Task.
Everything in the data should be repeated exactly, save for the images.

Dataset rows:
╭──
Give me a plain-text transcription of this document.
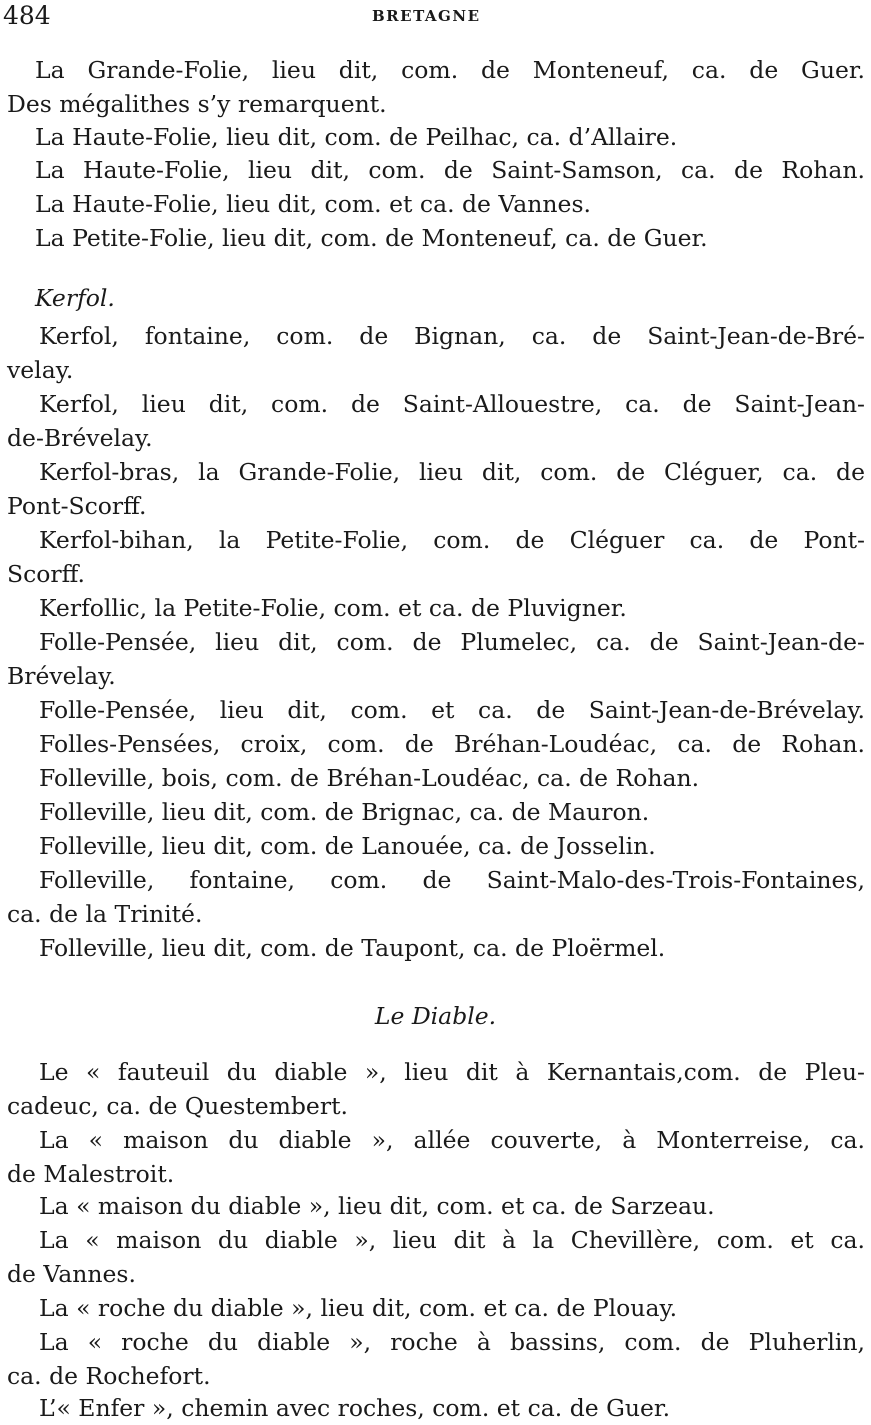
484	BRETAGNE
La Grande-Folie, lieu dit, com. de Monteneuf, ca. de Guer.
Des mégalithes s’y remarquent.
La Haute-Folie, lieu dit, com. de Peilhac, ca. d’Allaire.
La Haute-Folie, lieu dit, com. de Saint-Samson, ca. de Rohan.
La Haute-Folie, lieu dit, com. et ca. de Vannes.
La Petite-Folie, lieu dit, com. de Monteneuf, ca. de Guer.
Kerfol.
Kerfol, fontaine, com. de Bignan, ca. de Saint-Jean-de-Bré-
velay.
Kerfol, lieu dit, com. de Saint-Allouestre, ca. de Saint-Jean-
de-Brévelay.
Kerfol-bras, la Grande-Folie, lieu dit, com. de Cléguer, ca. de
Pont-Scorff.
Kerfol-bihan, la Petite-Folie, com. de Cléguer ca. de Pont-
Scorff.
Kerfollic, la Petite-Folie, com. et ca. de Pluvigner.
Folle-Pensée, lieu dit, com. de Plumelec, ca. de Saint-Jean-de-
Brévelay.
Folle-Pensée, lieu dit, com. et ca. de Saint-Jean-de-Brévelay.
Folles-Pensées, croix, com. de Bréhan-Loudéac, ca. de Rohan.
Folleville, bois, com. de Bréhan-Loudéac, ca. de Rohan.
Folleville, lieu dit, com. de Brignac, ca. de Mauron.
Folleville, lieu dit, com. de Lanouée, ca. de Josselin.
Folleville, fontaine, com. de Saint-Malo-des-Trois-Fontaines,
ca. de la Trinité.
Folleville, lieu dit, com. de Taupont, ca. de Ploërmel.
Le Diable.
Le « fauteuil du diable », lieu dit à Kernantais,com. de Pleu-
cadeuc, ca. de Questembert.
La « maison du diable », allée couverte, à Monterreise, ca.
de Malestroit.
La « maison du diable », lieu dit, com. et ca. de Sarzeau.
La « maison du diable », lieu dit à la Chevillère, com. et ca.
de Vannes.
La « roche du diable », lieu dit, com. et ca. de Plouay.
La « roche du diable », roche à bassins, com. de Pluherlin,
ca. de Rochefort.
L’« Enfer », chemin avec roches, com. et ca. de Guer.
╰──
Correct answer.
Give me a plain-text transcription of this document.
484	BRETAGNE
La Grande-Folie, lieu dit, com. de Monteneuf, ca. de Guer.
Des mégalithes s’y remarquent.
La Haute-Folie, lieu dit, com. de Peilhac, ca. d’Allaire.
La Haute-Folie, lieu dit, com. de Saint-Samson, ca. de Rohan.
La Haute-Folie, lieu dit, com. et ca. de Vannes.
La Petite-Folie, lieu dit, com. de Monteneuf, ca. de Guer.
Kerfol.
Kerfol, fontaine, com. de Bignan, ca. de Saint-Jean-de-Bré-
velay.
Kerfol, lieu dit, com. de Saint-Allouestre, ca. de Saint-Jean-
de-Brévelay.
Kerfol-bras, la Grande-Folie, lieu dit, com. de Cléguer, ca. de
Pont-Scorff.
Kerfol-bihan, la Petite-Folie, com. de Cléguer ca. de Pont-
Scorff.
Kerfollic, la Petite-Folie, com. et ca. de Pluvigner.
Folle-Pensée, lieu dit, com. de Plumelec, ca. de Saint-Jean-de-
Brévelay.
Folle-Pensée, lieu dit, com. et ca. de Saint-Jean-de-Brévelay.
Folles-Pensées, croix, com. de Bréhan-Loudéac, ca. de Rohan.
Folleville, bois, com. de Bréhan-Loudéac, ca. de Rohan.
Folleville, lieu dit, com. de Brignac, ca. de Mauron.
Folleville, lieu dit, com. de Lanouée, ca. de Josselin.
Folleville, fontaine, com. de Saint-Malo-des-Trois-Fontaines,
ca. de la Trinité.
Folleville, lieu dit, com. de Taupont, ca. de Ploërmel.
Le Diable.
Le « fauteuil du diable », lieu dit à Kernantais,com. de Pleu-
cadeuc, ca. de Questembert.
La « maison du diable », allée couverte, à Monterreise, ca.
de Malestroit.
La « maison du diable », lieu dit, com. et ca. de Sarzeau.
La « maison du diable », lieu dit à la Chevillère, com. et ca.
de Vannes.
La « roche du diable », lieu dit, com. et ca. de Plouay.
La « roche du diable », roche à bassins, com. de Pluherlin,
ca. de Rochefort.
L’« Enfer », chemin avec roches, com. et ca. de Guer.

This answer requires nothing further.